[Stored data entries]

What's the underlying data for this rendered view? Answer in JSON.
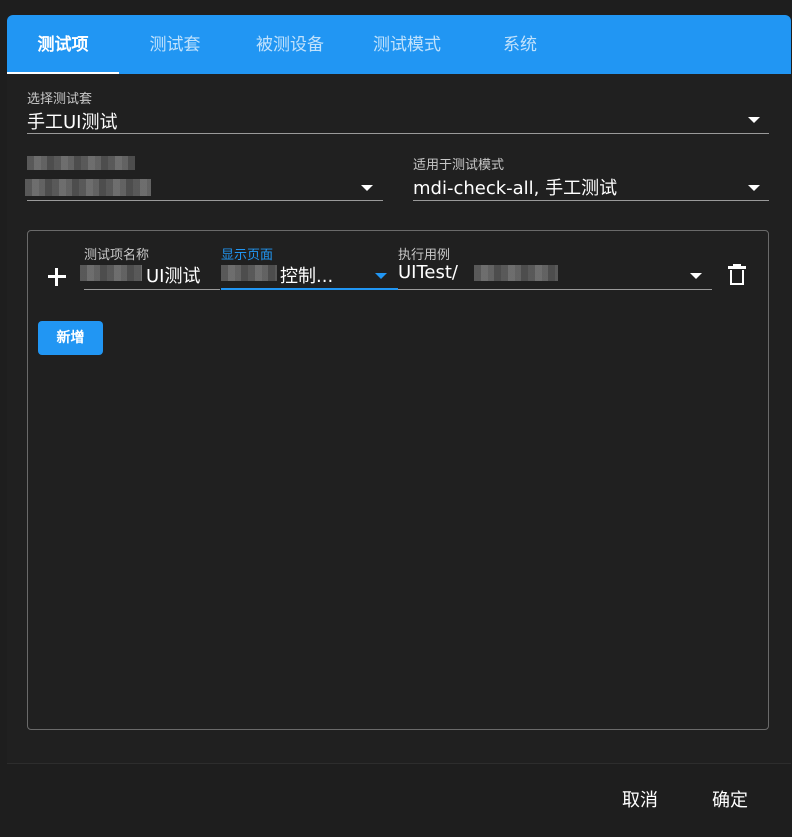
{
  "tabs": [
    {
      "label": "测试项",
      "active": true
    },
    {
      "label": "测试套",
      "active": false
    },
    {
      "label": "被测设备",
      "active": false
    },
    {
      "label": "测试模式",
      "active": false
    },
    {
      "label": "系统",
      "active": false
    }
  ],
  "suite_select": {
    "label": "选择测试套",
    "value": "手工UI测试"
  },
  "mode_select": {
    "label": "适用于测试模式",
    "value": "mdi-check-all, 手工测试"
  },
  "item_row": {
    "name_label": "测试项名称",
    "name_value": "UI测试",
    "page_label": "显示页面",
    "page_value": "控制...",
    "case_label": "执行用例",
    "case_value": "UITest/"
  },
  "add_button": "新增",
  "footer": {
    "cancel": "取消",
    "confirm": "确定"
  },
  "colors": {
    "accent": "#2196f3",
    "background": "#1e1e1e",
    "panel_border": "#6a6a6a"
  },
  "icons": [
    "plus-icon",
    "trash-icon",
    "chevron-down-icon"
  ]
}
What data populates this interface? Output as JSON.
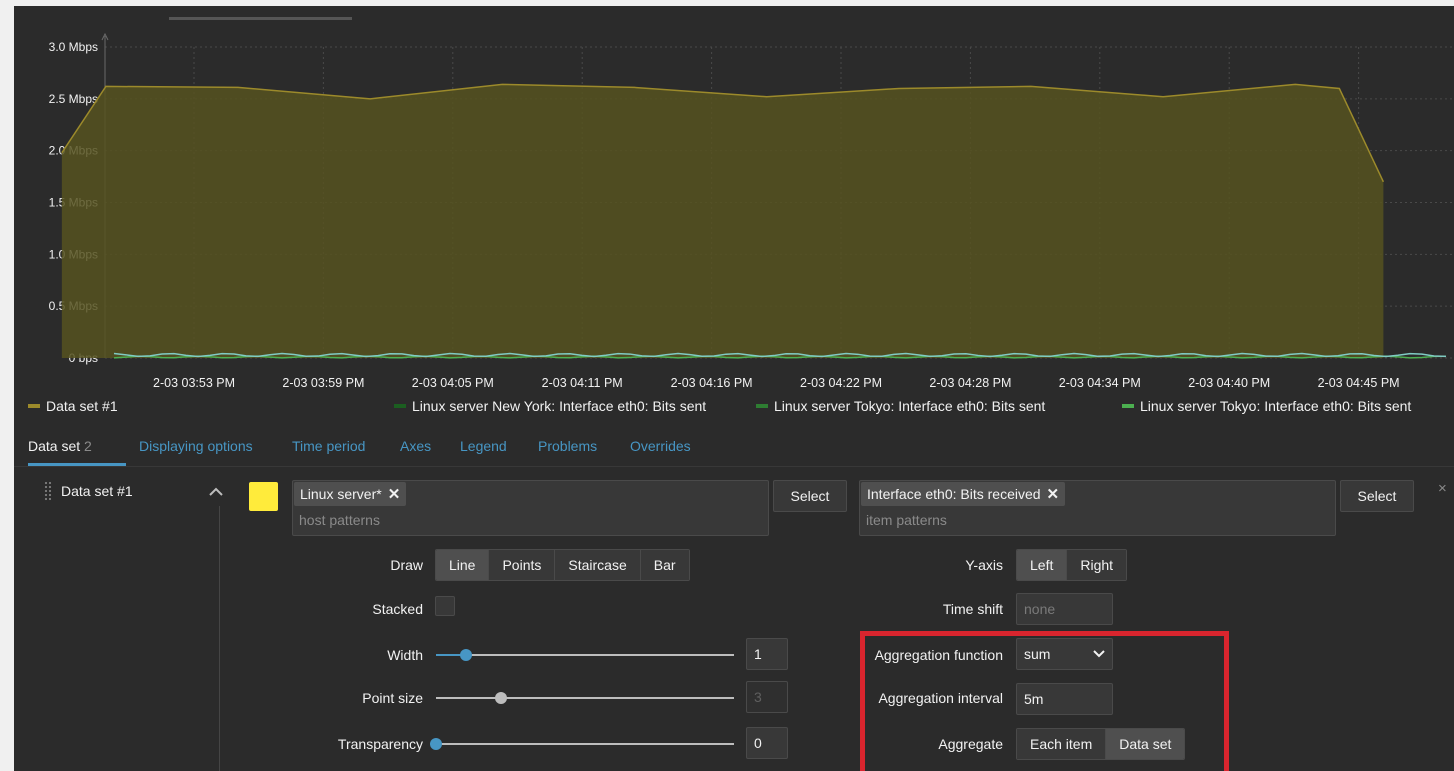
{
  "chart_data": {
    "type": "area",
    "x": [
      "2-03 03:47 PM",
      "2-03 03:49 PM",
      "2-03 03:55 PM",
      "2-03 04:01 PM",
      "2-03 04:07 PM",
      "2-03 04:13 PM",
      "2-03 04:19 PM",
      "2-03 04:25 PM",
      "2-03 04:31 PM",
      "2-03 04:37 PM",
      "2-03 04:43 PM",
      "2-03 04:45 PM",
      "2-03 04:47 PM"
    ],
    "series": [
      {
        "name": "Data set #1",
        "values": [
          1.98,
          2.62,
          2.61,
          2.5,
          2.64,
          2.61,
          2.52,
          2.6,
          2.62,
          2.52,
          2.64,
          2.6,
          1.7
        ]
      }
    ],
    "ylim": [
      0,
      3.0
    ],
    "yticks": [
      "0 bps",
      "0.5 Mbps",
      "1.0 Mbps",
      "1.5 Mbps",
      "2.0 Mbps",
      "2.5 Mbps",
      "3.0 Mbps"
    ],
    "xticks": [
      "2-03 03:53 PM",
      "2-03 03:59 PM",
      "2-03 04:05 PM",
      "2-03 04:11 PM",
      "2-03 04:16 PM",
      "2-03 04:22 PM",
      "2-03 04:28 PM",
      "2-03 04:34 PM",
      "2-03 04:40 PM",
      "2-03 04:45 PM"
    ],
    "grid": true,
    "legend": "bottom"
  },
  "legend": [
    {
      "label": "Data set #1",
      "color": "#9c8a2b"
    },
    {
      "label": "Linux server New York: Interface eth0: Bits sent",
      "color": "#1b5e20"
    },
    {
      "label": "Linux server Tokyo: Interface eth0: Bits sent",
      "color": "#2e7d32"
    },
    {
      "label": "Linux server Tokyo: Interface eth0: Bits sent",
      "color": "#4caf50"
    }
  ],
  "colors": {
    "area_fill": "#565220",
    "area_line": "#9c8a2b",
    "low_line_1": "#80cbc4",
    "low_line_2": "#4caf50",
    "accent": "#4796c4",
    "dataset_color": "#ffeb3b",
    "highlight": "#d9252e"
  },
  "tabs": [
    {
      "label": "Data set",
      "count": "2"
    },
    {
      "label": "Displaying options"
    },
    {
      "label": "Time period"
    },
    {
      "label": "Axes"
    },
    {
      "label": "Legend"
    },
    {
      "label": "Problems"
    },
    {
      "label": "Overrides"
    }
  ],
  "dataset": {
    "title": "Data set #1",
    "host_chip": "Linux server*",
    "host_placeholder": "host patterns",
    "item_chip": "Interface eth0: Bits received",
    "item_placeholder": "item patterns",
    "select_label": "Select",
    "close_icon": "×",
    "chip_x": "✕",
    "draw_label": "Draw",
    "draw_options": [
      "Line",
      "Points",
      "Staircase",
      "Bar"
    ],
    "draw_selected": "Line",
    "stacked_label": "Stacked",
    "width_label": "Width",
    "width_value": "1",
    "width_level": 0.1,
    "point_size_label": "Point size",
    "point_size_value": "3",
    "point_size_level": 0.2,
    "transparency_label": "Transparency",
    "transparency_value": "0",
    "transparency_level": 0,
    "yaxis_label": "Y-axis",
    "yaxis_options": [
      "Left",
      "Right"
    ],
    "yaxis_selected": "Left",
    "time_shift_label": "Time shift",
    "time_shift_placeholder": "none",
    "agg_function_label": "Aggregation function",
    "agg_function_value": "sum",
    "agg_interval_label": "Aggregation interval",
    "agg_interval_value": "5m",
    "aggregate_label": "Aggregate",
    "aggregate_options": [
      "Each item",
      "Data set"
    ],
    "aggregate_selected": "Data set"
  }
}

- [EXERCISE OBJECTIVE] Look through the data above. Find each line with the string "this" and copy it.

- [FINAL ANSWER]
What's the underlying data for this rendered view? Answer in JSON.
What data populates this interface? Output as JSON.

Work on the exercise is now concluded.